# [Your instructions]
Below are some records; give them all again exactly, but not the pictures.

# [Input data]

--- --- ---

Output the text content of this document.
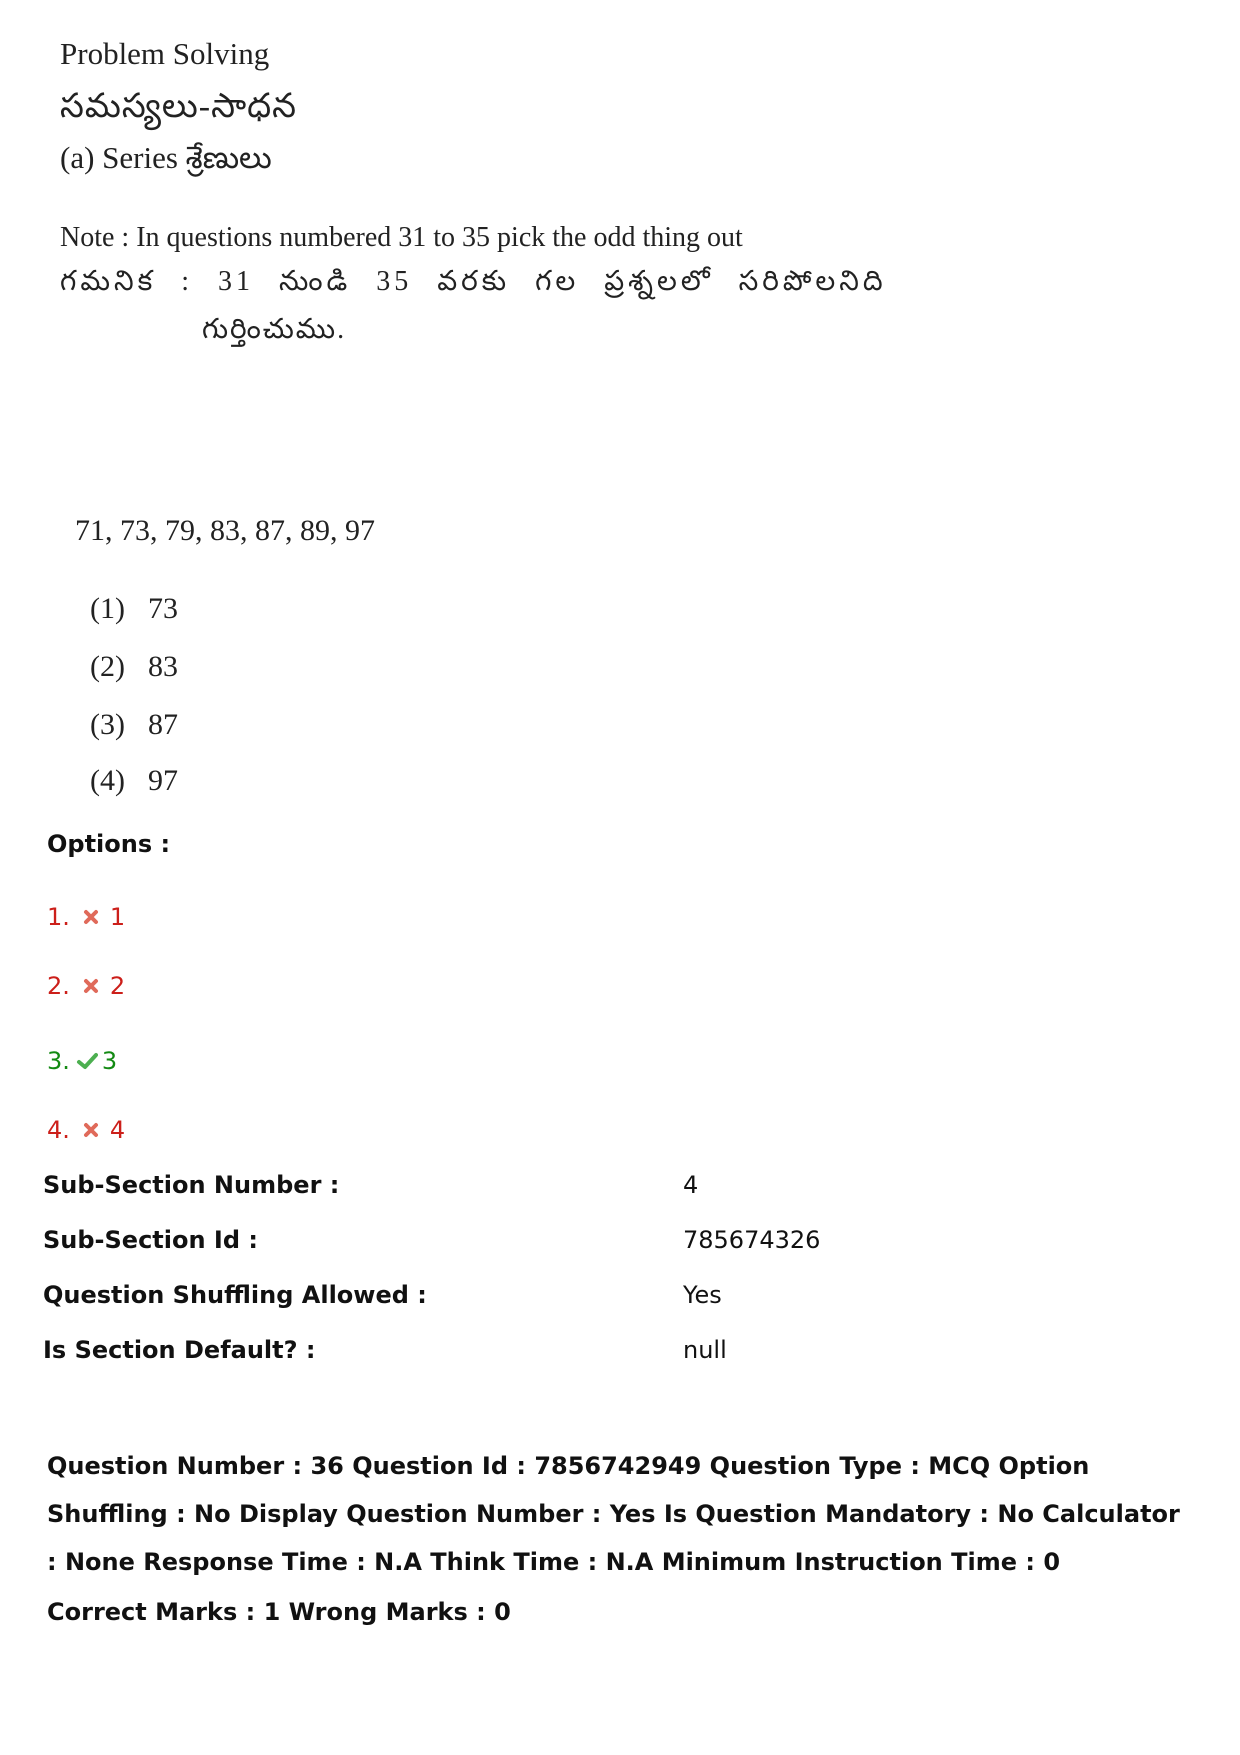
Problem Solving
సమస్యలు-సాధన
(a) Series శ్రేణులు
Note : In questions numbered 31 to 35 pick the odd thing out
గమనిక : 31 నుండి 35 వరకు గల ప్రశ్నలలో సరిపోలనిది
గుర్తించుము.
71, 73, 79, 83, 87, 89, 97
(1) 73
(2) 83
(3) 87
(4) 97
Options :
1. 1
2. 2
3. 3
4. 4
Sub-Section Number :	4
Sub-Section Id :	785674326
Question Shuffling Allowed :	Yes
Is Section Default? :	null
Question Number : 36 Question Id : 7856742949 Question Type : MCQ Option Shuffling : No Display Question Number : Yes Is Question Mandatory : No Calculator : None Response Time : N.A Think Time : N.A Minimum Instruction Time : 0
Correct Marks : 1 Wrong Marks : 0
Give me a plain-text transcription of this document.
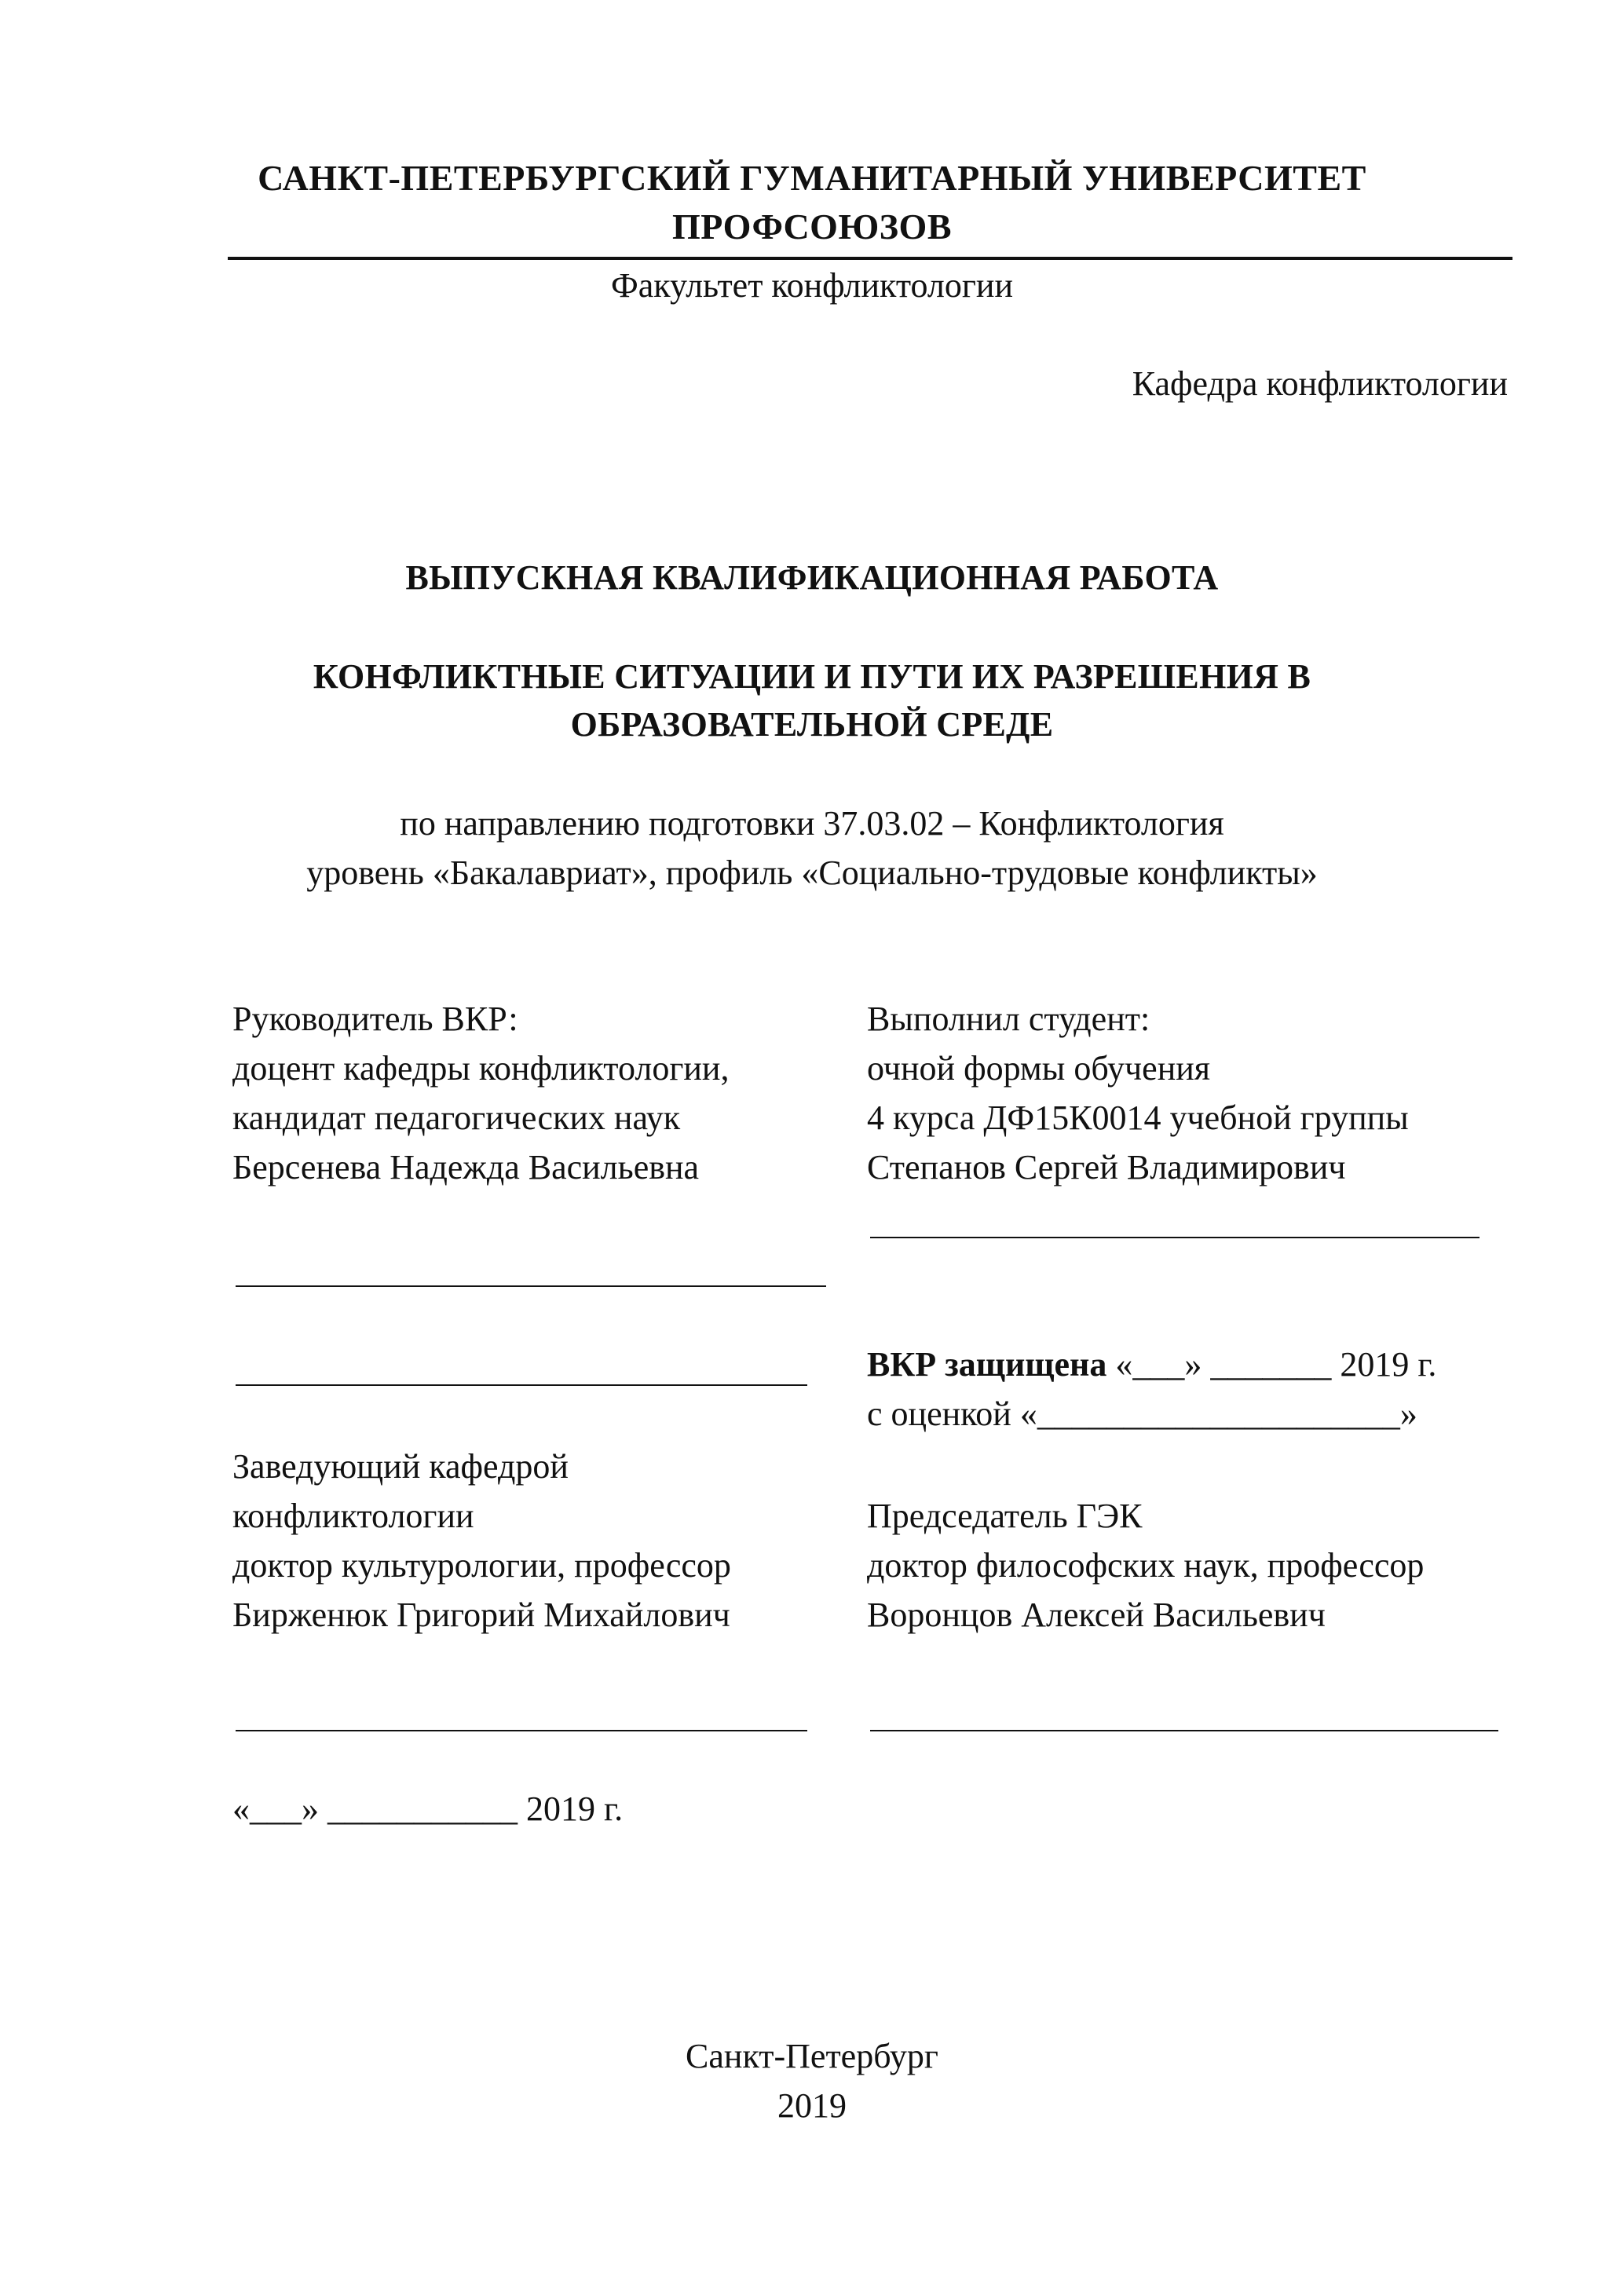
САНКТ-ПЕТЕРБУРГСКИЙ ГУМАНИТАРНЫЙ УНИВЕРСИТЕТ
ПРОФСОЮЗОВ
Факультет конфликтологии
Кафедра конфликтологии
ВЫПУСКНАЯ КВАЛИФИКАЦИОННАЯ РАБОТА
КОНФЛИКТНЫЕ СИТУАЦИИ И ПУТИ ИХ РАЗРЕШЕНИЯ В
ОБРАЗОВАТЕЛЬНОЙ СРЕДЕ
по направлению подготовки 37.03.02 – Конфликтология
уровень «Бакалавриат», профиль «Социально-трудовые конфликты»
Руководитель ВКР:
доцент кафедры конфликтологии,
кандидат педагогических наук
Берсенева Надежда Васильевна
Выполнил студент:
очной формы обучения
4 курса ДФ15К0014 учебной группы
Степанов Сергей Владимирович
ВКР защищена «___» _______ 2019 г.
с оценкой «_____________________»
Заведующий кафедрой
конфликтологии
доктор культурологии, профессор
Бирженюк Григорий Михайлович
Председатель ГЭК
доктор философских наук, профессор
Воронцов Алексей Васильевич
«___» ___________ 2019 г.
Санкт-Петербург
2019
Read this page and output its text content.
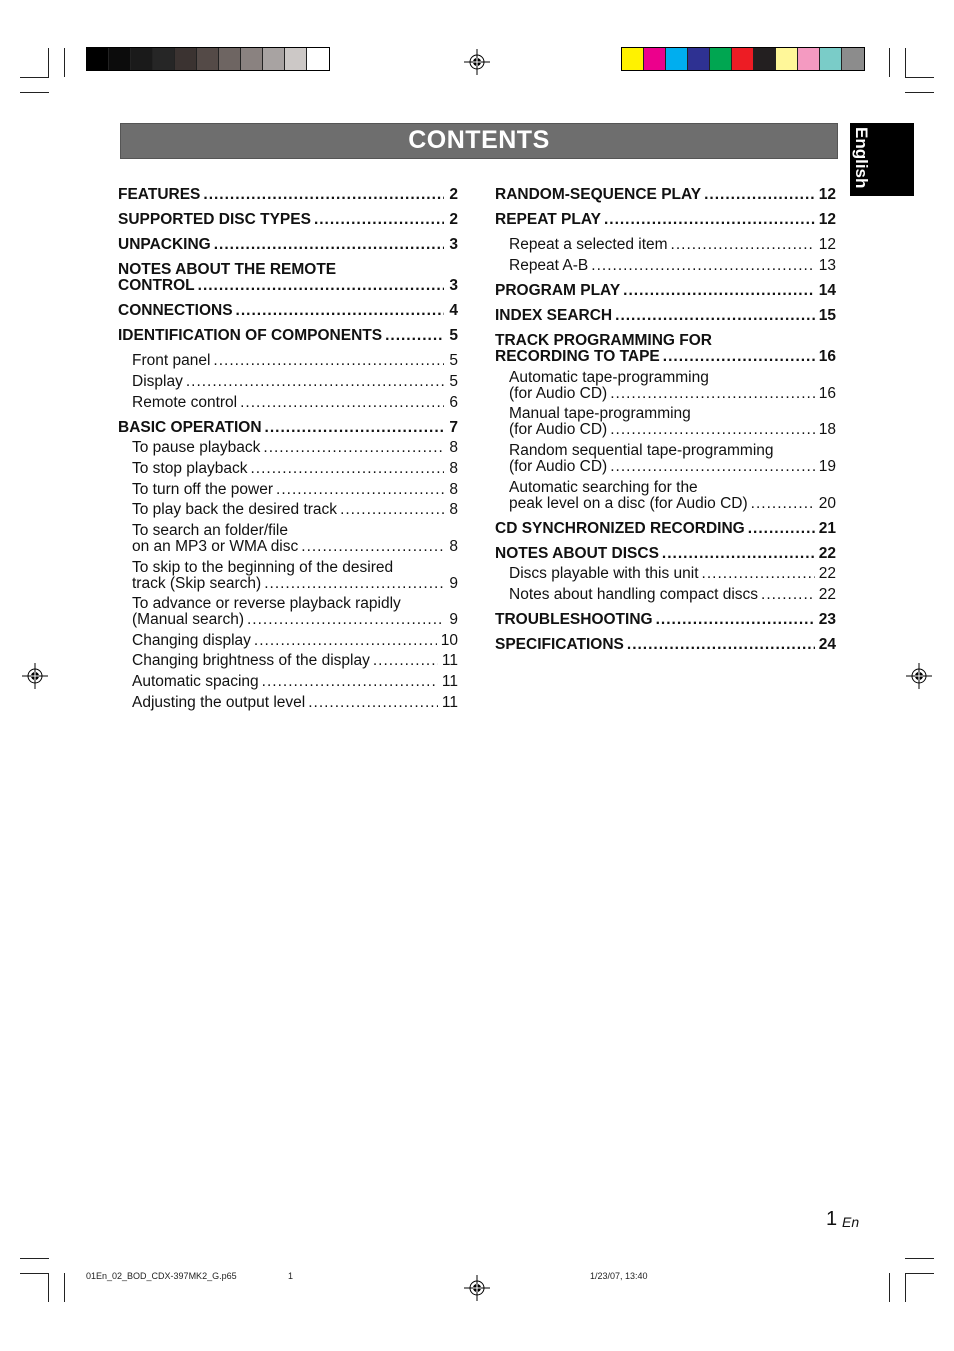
CONTENTS	English
FEATURES .....	2
SUPPORTED DISC TYPES .....	2
UNPACKING .....	3
NOTES ABOUT THE REMOTE
CONTROL .....	3
CONNECTIONS .....	4
IDENTIFICATION OF COMPONENTS .....	5
Front panel .....	5
Display .....	5
Remote control .....	6
BASIC OPERATION .....	7
To pause playback .....	8
To stop playback .....	8
To turn off the power .....	8
To play back the desired track .....	8
To search an folder/file
on an MP3 or WMA disc .....	8
To skip to the beginning of the desired
track (Skip search) .....	9
To advance or reverse playback rapidly
(Manual search) .....	9
Changing display .....	10
Changing brightness of the display .....	11
Automatic spacing .....	11
Adjusting the output level .....	11
RANDOM-SEQUENCE PLAY .....	12
REPEAT PLAY .....	12
Repeat a selected item .....	12
Repeat A-B .....	13
PROGRAM PLAY .....	14
INDEX SEARCH .....	15
TRACK PROGRAMMING FOR
RECORDING TO TAPE .....	16
Automatic tape-programming
(for Audio CD) .....	16
Manual tape-programming
(for Audio CD) .....	18
Random sequential tape-programming
(for Audio CD) .....	19
Automatic searching for the
peak level on a disc (for Audio CD) .....	20
CD SYNCHRONIZED RECORDING .....	21
NOTES ABOUT DISCS .....	22
Discs playable with this unit .....	22
Notes about handling compact discs .....	22
TROUBLESHOOTING .....	23
SPECIFICATIONS .....	24
1 En
01En_02_BOD_CDX-397MK2_G.p65	1	1/23/07, 13:40
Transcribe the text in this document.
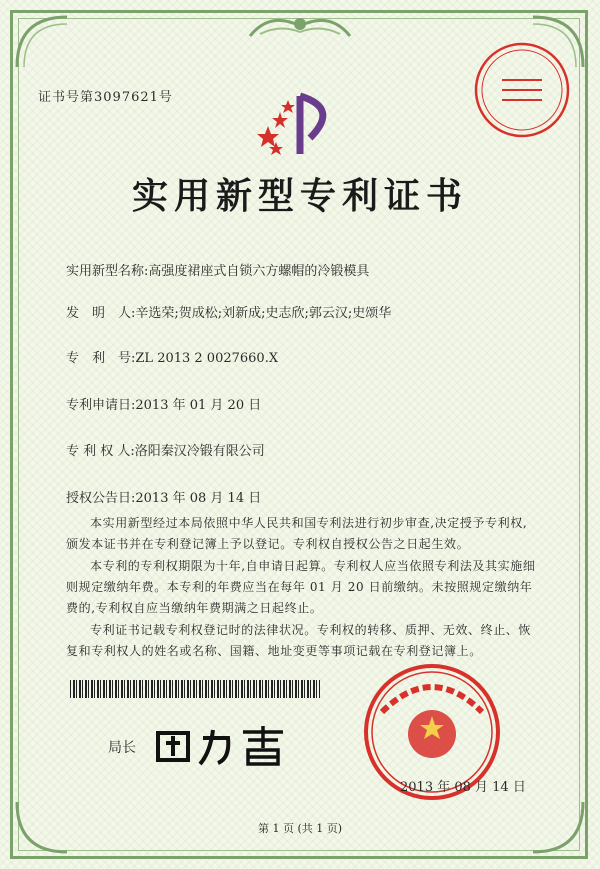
证书号第3097621号
实用新型专利证书
实用新型名称:高强度裙座式自锁六方螺帽的冷锻模具
发　明　人:辛选荣;贺成松;刘新成;史志欣;郭云汉;史颂华
专　利　号:ZL 2013 2 0027660.X
专利申请日:2013 年 01 月 20 日
专 利 权 人:洛阳秦汉冷锻有限公司
授权公告日:2013 年 08 月 14 日
本实用新型经过本局依照中华人民共和国专利法进行初步审查,决定授予专利权,颁发本证书并在专利登记簿上予以登记。专利权自授权公告之日起生效。
本专利的专利权期限为十年,自申请日起算。专利权人应当依照专利法及其实施细则规定缴纳年费。本专利的年费应当在每年 01 月 20 日前缴纳。未按照规定缴纳年费的,专利权自应当缴纳年费期满之日起终止。
专利证书记载专利权登记时的法律状况。专利权的转移、质押、无效、终止、恢复和专利权人的姓名或名称、国籍、地址变更等事项记载在专利登记簿上。
局长
2013 年 08 月 14 日
第 1 页 (共 1 页)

--- --- ---

# [Exercise result]
Output the text content of this document.
Problem Solving
సమస్యలు-సాధన
(a) Series శ్రేణులు
Note : In questions numbered 31 to 35 pick the odd thing out
గమనిక : 31 నుండి 35 వరకు గల ప్రశ్నలలో సరిపోలనిది
గుర్తించుము.
71, 73, 79, 83, 87, 89, 97
(1) 73
(2) 83
(3) 87
(4) 97
Options :
1. 1
2. 2
3. 3
4. 4
Sub-Section Number :	4
Sub-Section Id :	785674326
Question Shuffling Allowed :	Yes
Is Section Default? :	null
Question Number : 36 Question Id : 7856742949 Question Type : MCQ Option Shuffling : No Display Question Number : Yes Is Question Mandatory : No Calculator : None Response Time : N.A Think Time : N.A Minimum Instruction Time : 0
Correct Marks : 1 Wrong Marks : 0
Give me a plain-text transcription of this document.
САНКТ-ПЕТЕРБУРГСКИЙ ГУМАНИТАРНЫЙ УНИВЕРСИТЕТ
ПРОФСОЮЗОВ
Факультет конфликтологии
Кафедра конфликтологии
ВЫПУСКНАЯ КВАЛИФИКАЦИОННАЯ РАБОТА
КОНФЛИКТНЫЕ СИТУАЦИИ И ПУТИ ИХ РАЗРЕШЕНИЯ В
ОБРАЗОВАТЕЛЬНОЙ СРЕДЕ
по направлению подготовки 37.03.02 – Конфликтология
уровень «Бакалавриат», профиль «Социально-трудовые конфликты»
Руководитель ВКР:
доцент кафедры конфликтологии,
кандидат педагогических наук
Берсенева Надежда Васильевна
Выполнил студент:
очной формы обучения
4 курса ДФ15К0014 учебной группы
Степанов Сергей Владимирович
ВКР защищена «___» _______ 2019 г.
с оценкой «_____________________»
Заведующий кафедрой
конфликтологии
доктор культурологии, профессор
Бирженюк Григорий Михайлович
Председатель ГЭК
доктор философских наук, профессор
Воронцов Алексей Васильевич
«___» ___________ 2019 г.
Санкт-Петербург
2019
Read this page and output its text content.
CONTENTS	English
FEATURES .....	2
SUPPORTED DISC TYPES .....	2
UNPACKING .....	3
NOTES ABOUT THE REMOTE
CONTROL .....	3
CONNECTIONS .....	4
IDENTIFICATION OF COMPONENTS .....	5
Front panel .....	5
Display .....	5
Remote control .....	6
BASIC OPERATION .....	7
To pause playback .....	8
To stop playback .....	8
To turn off the power .....	8
To play back the desired track .....	8
To search an folder/file
on an MP3 or WMA disc .....	8
To skip to the beginning of the desired
track (Skip search) .....	9
To advance or reverse playback rapidly
(Manual search) .....	9
Changing display .....	10
Changing brightness of the display .....	11
Automatic spacing .....	11
Adjusting the output level .....	11
RANDOM-SEQUENCE PLAY .....	12
REPEAT PLAY .....	12
Repeat a selected item .....	12
Repeat A-B .....	13
PROGRAM PLAY .....	14
INDEX SEARCH .....	15
TRACK PROGRAMMING FOR
RECORDING TO TAPE .....	16
Automatic tape-programming
(for Audio CD) .....	16
Manual tape-programming
(for Audio CD) .....	18
Random sequential tape-programming
(for Audio CD) .....	19
Automatic searching for the
peak level on a disc (for Audio CD) .....	20
CD SYNCHRONIZED RECORDING .....	21
NOTES ABOUT DISCS .....	22
Discs playable with this unit .....	22
Notes about handling compact discs .....	22
TROUBLESHOOTING .....	23
SPECIFICATIONS .....	24
1 En
01En_02_BOD_CDX-397MK2_G.p65	1	1/23/07, 13:40
Transcribe the text in this document.
证书号第3097621号
实用新型专利证书
实用新型名称:高强度裙座式自锁六方螺帽的冷锻模具
发　明　人:辛选荣;贺成松;刘新成;史志欣;郭云汉;史颂华
专　利　号:ZL 2013 2 0027660.X
专利申请日:2013 年 01 月 20 日
专 利 权 人:洛阳秦汉冷锻有限公司
授权公告日:2013 年 08 月 14 日
本实用新型经过本局依照中华人民共和国专利法进行初步审查,决定授予专利权,颁发本证书并在专利登记簿上予以登记。专利权自授权公告之日起生效。
本专利的专利权期限为十年,自申请日起算。专利权人应当依照专利法及其实施细则规定缴纳年费。本专利的年费应当在每年 01 月 20 日前缴纳。未按照规定缴纳年费的,专利权自应当缴纳年费期满之日起终止。
专利证书记载专利权登记时的法律状况。专利权的转移、质押、无效、终止、恢复和专利权人的姓名或名称、国籍、地址变更等事项记载在专利登记簿上。
局长
2013 年 08 月 14 日
第 1 页 (共 1 页)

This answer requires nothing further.